(Collected data)
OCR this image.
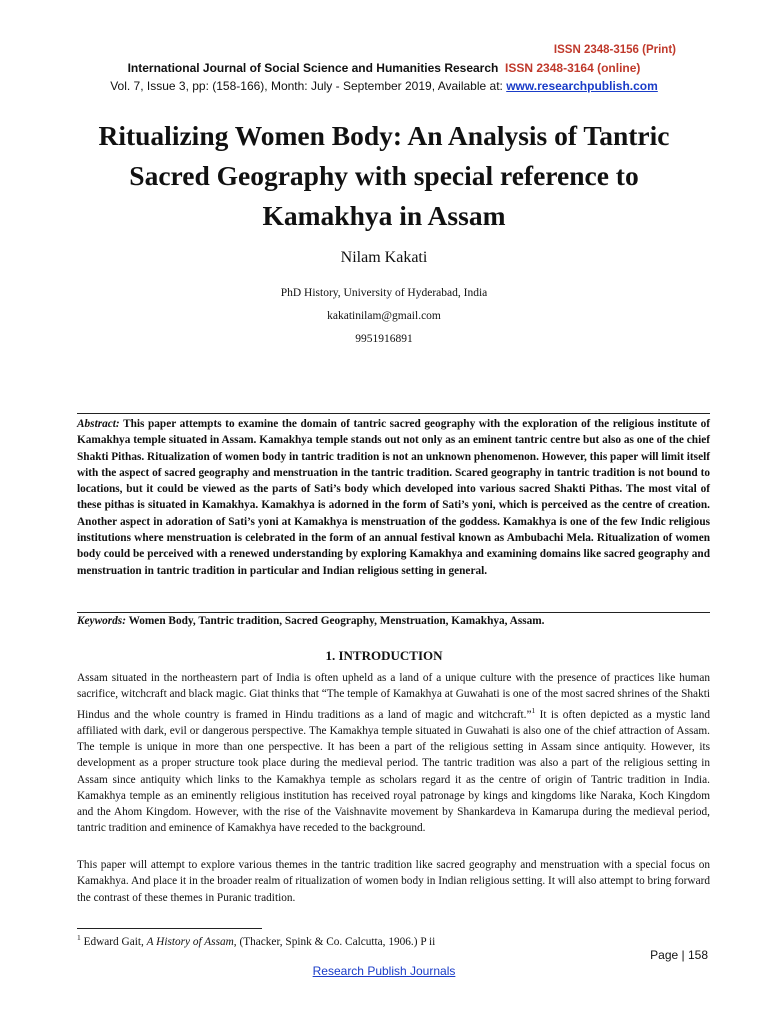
ISSN 2348-3156 (Print)
International Journal of Social Science and Humanities Research ISSN 2348-3164 (online)
Vol. 7, Issue 3, pp: (158-166), Month: July - September 2019, Available at: www.researchpublish.com
Ritualizing Women Body: An Analysis of Tantric Sacred Geography with special reference to Kamakhya in Assam
Nilam Kakati
PhD History, University of Hyderabad, India
kakatinilam@gmail.com
9951916891
Abstract: This paper attempts to examine the domain of tantric sacred geography with the exploration of the religious institute of Kamakhya temple situated in Assam. Kamakhya temple stands out not only as an eminent tantric centre but also as one of the chief Shakti Pithas. Ritualization of women body in tantric tradition is not an unknown phenomenon. However, this paper will limit itself with the aspect of sacred geography and menstruation in the tantric tradition. Scared geography in tantric tradition is not bound to locations, but it could be viewed as the parts of Sati’s body which developed into various sacred Shakti Pithas. The most vital of these pithas is situated in Kamakhya. Kamakhya is adorned in the form of Sati’s yoni, which is perceived as the centre of creation. Another aspect in adoration of Sati’s yoni at Kamakhya is menstruation of the goddess. Kamakhya is one of the few Indic religious institutions where menstruation is celebrated in the form of an annual festival known as Ambubachi Mela. Ritualization of women body could be perceived with a renewed understanding by exploring Kamakhya and examining domains like sacred geography and menstruation in tantric tradition in particular and Indian religious setting in general.
Keywords: Women Body, Tantric tradition, Sacred Geography, Menstruation, Kamakhya, Assam.
1. INTRODUCTION
Assam situated in the northeastern part of India is often upheld as a land of a unique culture with the presence of practices like human sacrifice, witchcraft and black magic. Giat thinks that “The temple of Kamakhya at Guwahati is one of the most sacred shrines of the Shakti Hindus and the whole country is framed in Hindu traditions as a land of magic and witchcraft.”$^1$ It is often depicted as a mystic land affiliated with dark, evil or dangerous perspective. The Kamakhya temple situated in Guwahati is also one of the chief attraction of Assam. The temple is unique in more than one perspective. It has been a part of the religious setting in Assam since antiquity. However, its development as a proper structure took place during the medieval period. The tantric tradition was also a part of the religious setting in Assam since antiquity which links to the Kamakhya temple as scholars regard it as the centre of origin of Tantric tradition in India. Kamakhya temple as an eminently religious institution has received royal patronage by kings and kingdoms like Naraka, Koch Kingdom and the Ahom Kingdom. However, with the rise of the Vaishnavite movement by Shankardeva in Kamarupa during the medieval period, tantric tradition and eminence of Kamakhya have receded to the background.
This paper will attempt to explore various themes in the tantric tradition like sacred geography and menstruation with a special focus on Kamakhya. And place it in the broader realm of ritualization of women body in Indian religious setting. It will also attempt to bring forward the contrast of these themes in Puranic tradition.
$^1$ Edward Gait, A History of Assam, (Thacker, Spink & Co. Calcutta, 1906.) P ii
Page | 158
Research Publish Journals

### Required work
List every line in the records above that contains the word "ISSN".

### Correct output
ISSN 2348-3156 (Print)
International Journal of Social Science and Humanities Research ISSN 2348-3164 (online)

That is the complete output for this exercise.